> [What you will do]:
Find and copy lines holding "this".

> [Records from a collection of figures]:
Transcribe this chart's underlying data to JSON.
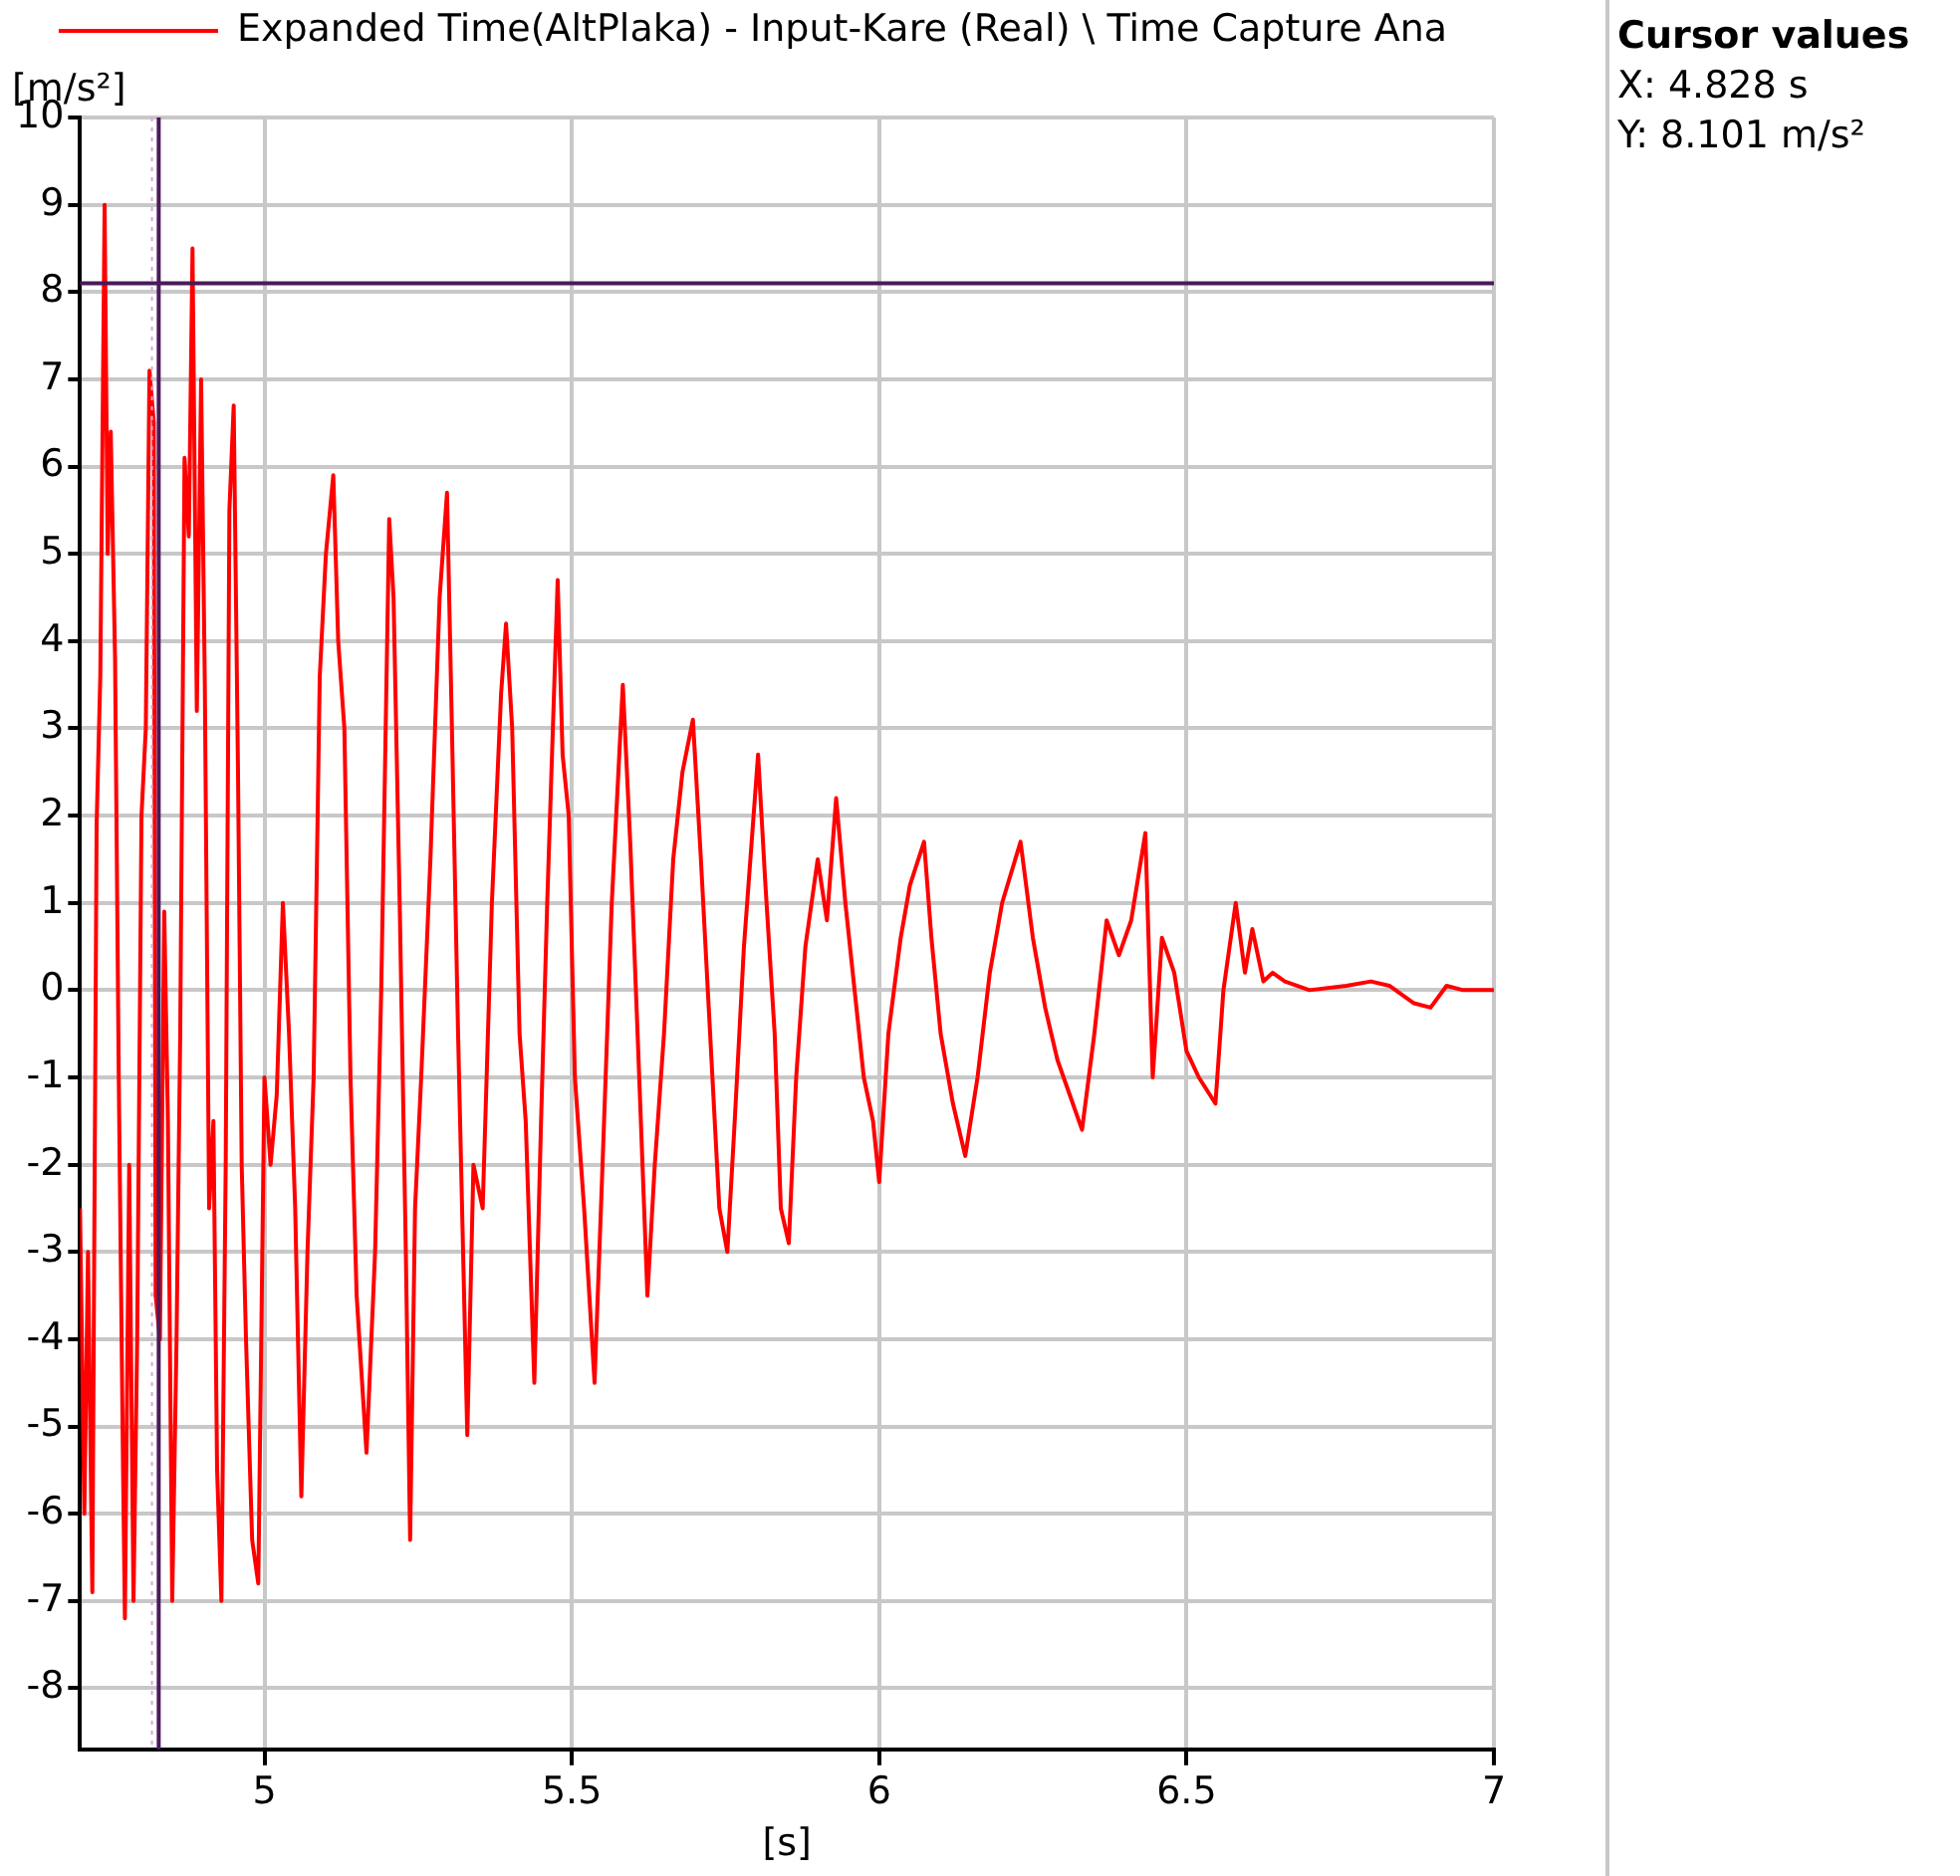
{
  "chart_data": {
    "type": "line",
    "xlabel": "[s]",
    "ylabel": "[m/s²]",
    "annotations": [
      "Cursor values",
      "X: 4.828 s",
      "Y: 8.101 m/s²"
    ],
    "xlim": [
      4.7,
      7
    ],
    "xticks": [
      5,
      5.5,
      6,
      6.5,
      7
    ],
    "ylim": [
      -8.7,
      10
    ],
    "yticks": [
      -8,
      -7,
      -6,
      -5,
      -4,
      -3,
      -2,
      -1,
      0,
      1,
      2,
      3,
      4,
      5,
      6,
      7,
      8,
      9,
      10
    ],
    "grid": true,
    "legend": "top",
    "marker": "none",
    "line_style": "solid",
    "ref_lines": [
      {
        "axis": "x",
        "value": 4.817,
        "color": "#d9a6d9",
        "line_style": "dotted"
      },
      {
        "axis": "x",
        "value": 4.828,
        "color": "#4b1a5a",
        "line_style": "solid"
      },
      {
        "axis": "y",
        "value": 8.101,
        "color": "#4b1a5a",
        "line_style": "solid"
      }
    ],
    "series": [
      {
        "name": "Expanded Time(AltPlaka) - Input-Kare (Real) \\ Time Capture Ana",
        "color": "#ff0000",
        "x": [
          4.7,
          4.707,
          4.713,
          4.72,
          4.727,
          4.733,
          4.74,
          4.745,
          4.75,
          4.757,
          4.763,
          4.77,
          4.773,
          4.78,
          4.787,
          4.793,
          4.8,
          4.807,
          4.813,
          4.82,
          4.823,
          4.83,
          4.837,
          4.843,
          4.85,
          4.857,
          4.863,
          4.87,
          4.877,
          4.883,
          4.89,
          4.897,
          4.903,
          4.91,
          4.917,
          4.923,
          4.93,
          4.937,
          4.943,
          4.95,
          4.957,
          4.963,
          4.97,
          4.98,
          4.99,
          5.0,
          5.01,
          5.02,
          5.03,
          5.04,
          5.05,
          5.06,
          5.07,
          5.08,
          5.09,
          5.1,
          5.112,
          5.12,
          5.13,
          5.14,
          5.15,
          5.166,
          5.18,
          5.19,
          5.203,
          5.21,
          5.22,
          5.23,
          5.237,
          5.245,
          5.255,
          5.27,
          5.285,
          5.297,
          5.305,
          5.315,
          5.33,
          5.34,
          5.355,
          5.37,
          5.385,
          5.393,
          5.403,
          5.415,
          5.425,
          5.439,
          5.45,
          5.46,
          5.477,
          5.485,
          5.495,
          5.505,
          5.52,
          5.537,
          5.55,
          5.565,
          5.583,
          5.595,
          5.607,
          5.623,
          5.635,
          5.65,
          5.665,
          5.68,
          5.697,
          5.71,
          5.725,
          5.74,
          5.753,
          5.765,
          5.78,
          5.803,
          5.815,
          5.83,
          5.84,
          5.853,
          5.865,
          5.88,
          5.9,
          5.915,
          5.93,
          5.945,
          5.96,
          5.975,
          5.99,
          6.0,
          6.015,
          6.035,
          6.05,
          6.073,
          6.085,
          6.1,
          6.12,
          6.14,
          6.16,
          6.18,
          6.2,
          6.23,
          6.25,
          6.27,
          6.29,
          6.31,
          6.33,
          6.35,
          6.37,
          6.39,
          6.41,
          6.433,
          6.445,
          6.46,
          6.48,
          6.5,
          6.52,
          6.547,
          6.56,
          6.58,
          6.595,
          6.607,
          6.625,
          6.64,
          6.66,
          6.7,
          6.76,
          6.8,
          6.83,
          6.87,
          6.897,
          6.923,
          6.95,
          7.0
        ],
        "values": [
          -2.5,
          -6.0,
          -3.0,
          -6.9,
          1.9,
          3.6,
          9.0,
          5.0,
          6.4,
          3.8,
          -1.0,
          -5.5,
          -7.2,
          -2.0,
          -7.0,
          -4.0,
          2.0,
          3.0,
          7.1,
          6.5,
          -3.5,
          -4.0,
          0.9,
          -1.5,
          -7.0,
          -4.0,
          -0.5,
          6.1,
          5.2,
          8.5,
          3.2,
          7.0,
          3.5,
          -2.5,
          -1.5,
          -5.5,
          -7.0,
          -2.0,
          5.5,
          6.7,
          2.5,
          -2.0,
          -4.0,
          -6.3,
          -6.8,
          -1.0,
          -2.0,
          -1.2,
          1.0,
          -0.5,
          -2.5,
          -5.8,
          -3.0,
          -1.0,
          3.6,
          5.0,
          5.9,
          4.0,
          3.0,
          -1.0,
          -3.5,
          -5.3,
          -3.0,
          0.0,
          5.4,
          4.5,
          1.0,
          -3.0,
          -6.3,
          -2.5,
          -1.0,
          1.5,
          4.5,
          5.7,
          3.0,
          -0.5,
          -5.1,
          -2.0,
          -2.5,
          1.0,
          3.4,
          4.2,
          3.0,
          -0.5,
          -1.5,
          -4.5,
          -1.5,
          1.0,
          4.7,
          2.7,
          2.0,
          -1.0,
          -2.5,
          -4.5,
          -2.0,
          1.0,
          3.5,
          1.7,
          -0.5,
          -3.5,
          -2.0,
          -0.5,
          1.5,
          2.5,
          3.1,
          1.5,
          -0.5,
          -2.5,
          -3.0,
          -1.5,
          0.5,
          2.7,
          1.2,
          -0.5,
          -2.5,
          -2.9,
          -1.0,
          0.5,
          1.5,
          0.8,
          2.2,
          1.0,
          0.0,
          -1.0,
          -1.5,
          -2.2,
          -0.5,
          0.6,
          1.2,
          1.7,
          0.6,
          -0.5,
          -1.3,
          -1.9,
          -1.0,
          0.2,
          1.0,
          1.7,
          0.6,
          -0.2,
          -0.8,
          -1.2,
          -1.6,
          -0.5,
          0.8,
          0.4,
          0.8,
          1.8,
          -1.0,
          0.6,
          0.2,
          -0.7,
          -1.0,
          -1.3,
          0.0,
          1.0,
          0.2,
          0.7,
          0.1,
          0.2,
          0.1,
          0.0,
          0.05,
          0.1,
          0.05,
          -0.15,
          -0.2,
          0.05,
          0.0,
          0.0
        ]
      }
    ]
  }
}
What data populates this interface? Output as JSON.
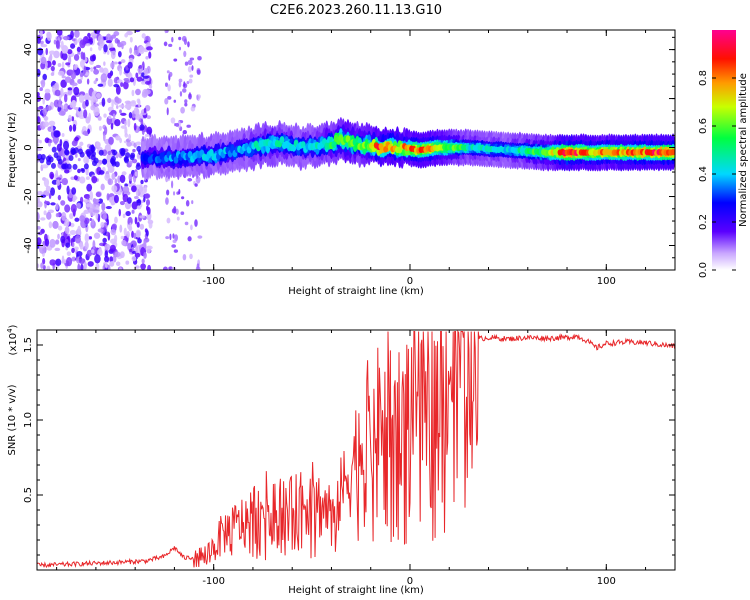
{
  "title": "C2E6.2023.260.11.13.G10",
  "chart_data": [
    {
      "type": "heatmap",
      "xlabel": "Height of straight line (km)",
      "ylabel": "Frequency (Hz)",
      "xlim": [
        -190,
        135
      ],
      "ylim": [
        -50,
        48
      ],
      "x_ticks": [
        -100,
        0,
        100
      ],
      "x_tick_labels": [
        "-100",
        "0",
        "100"
      ],
      "y_ticks": [
        40,
        20,
        0,
        -20,
        -40
      ],
      "y_tick_labels": [
        "40",
        "20",
        "0",
        "-20",
        "-40"
      ],
      "colorbar": {
        "label": "Normalized spectral amplitude",
        "range": [
          0,
          1
        ],
        "ticks": [
          0.0,
          0.2,
          0.4,
          0.6,
          0.8
        ],
        "tick_labels": [
          "0.0",
          "0.2",
          "0.4",
          "0.6",
          "0.8"
        ],
        "colormap": [
          "#ffffff",
          "#9b59ff",
          "#3a00ff",
          "#0000ff",
          "#00ffff",
          "#00ff00",
          "#ffff00",
          "#ff8000",
          "#ff0000",
          "#ff00a0"
        ]
      },
      "ridge": [
        {
          "x": -135,
          "y": -4,
          "amp": 0.3
        },
        {
          "x": -120,
          "y": -4,
          "amp": 0.35
        },
        {
          "x": -100,
          "y": -3,
          "amp": 0.4
        },
        {
          "x": -90,
          "y": -2,
          "amp": 0.35
        },
        {
          "x": -75,
          "y": 1,
          "amp": 0.45
        },
        {
          "x": -65,
          "y": 2,
          "amp": 0.45
        },
        {
          "x": -55,
          "y": 0,
          "amp": 0.4
        },
        {
          "x": -45,
          "y": 1,
          "amp": 0.45
        },
        {
          "x": -35,
          "y": 3,
          "amp": 0.65
        },
        {
          "x": -25,
          "y": 1,
          "amp": 0.55
        },
        {
          "x": -15,
          "y": 0,
          "amp": 0.85
        },
        {
          "x": -5,
          "y": 0,
          "amp": 0.75
        },
        {
          "x": 5,
          "y": -1,
          "amp": 0.8
        },
        {
          "x": 15,
          "y": 0,
          "amp": 0.7
        },
        {
          "x": 30,
          "y": 0,
          "amp": 0.45
        },
        {
          "x": 50,
          "y": -1,
          "amp": 0.4
        },
        {
          "x": 70,
          "y": -2,
          "amp": 0.6
        },
        {
          "x": 80,
          "y": -2,
          "amp": 0.9
        },
        {
          "x": 95,
          "y": -2,
          "amp": 0.75
        },
        {
          "x": 110,
          "y": -2,
          "amp": 0.8
        },
        {
          "x": 125,
          "y": -2,
          "amp": 0.85
        }
      ]
    },
    {
      "type": "line",
      "xlabel": "Height of straight line (km)",
      "ylabel": "SNR (10 * v/v)",
      "y_scale_label": "(x10",
      "y_scale_exponent": "4",
      "y_scale_suffix": ")",
      "xlim": [
        -190,
        135
      ],
      "ylim": [
        0,
        16000
      ],
      "x_ticks": [
        -100,
        0,
        100
      ],
      "x_tick_labels": [
        "-100",
        "0",
        "100"
      ],
      "y_ticks": [
        5000,
        10000,
        15000
      ],
      "y_tick_labels": [
        "0.5",
        "1.0",
        "1.5"
      ],
      "series": [
        {
          "color": "#e8272a",
          "x": [
            -190,
            -170,
            -150,
            -135,
            -125,
            -120,
            -115,
            -105,
            -100,
            -95,
            -90,
            -85,
            -80,
            -75,
            -70,
            -65,
            -60,
            -55,
            -50,
            -45,
            -40,
            -35,
            -30,
            -25,
            -20,
            -15,
            -10,
            -5,
            0,
            5,
            10,
            15,
            20,
            25,
            30,
            35,
            40,
            50,
            60,
            70,
            80,
            85,
            90,
            95,
            100,
            110,
            120,
            135
          ],
          "y": [
            300,
            400,
            500,
            600,
            900,
            1500,
            800,
            900,
            1500,
            2500,
            2800,
            3200,
            3800,
            4200,
            4500,
            4300,
            4000,
            4500,
            4800,
            4200,
            4000,
            5000,
            7000,
            8500,
            9800,
            10200,
            11000,
            10500,
            11200,
            12500,
            13000,
            12000,
            13500,
            14500,
            15200,
            15400,
            15500,
            15400,
            15500,
            15450,
            15500,
            15600,
            15300,
            14800,
            15100,
            15200,
            15150,
            14900
          ]
        }
      ]
    }
  ]
}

> [Completed exercise]:
Transcribe this chart's underlying data to JSON.
What data populates this interface? Output as JSON.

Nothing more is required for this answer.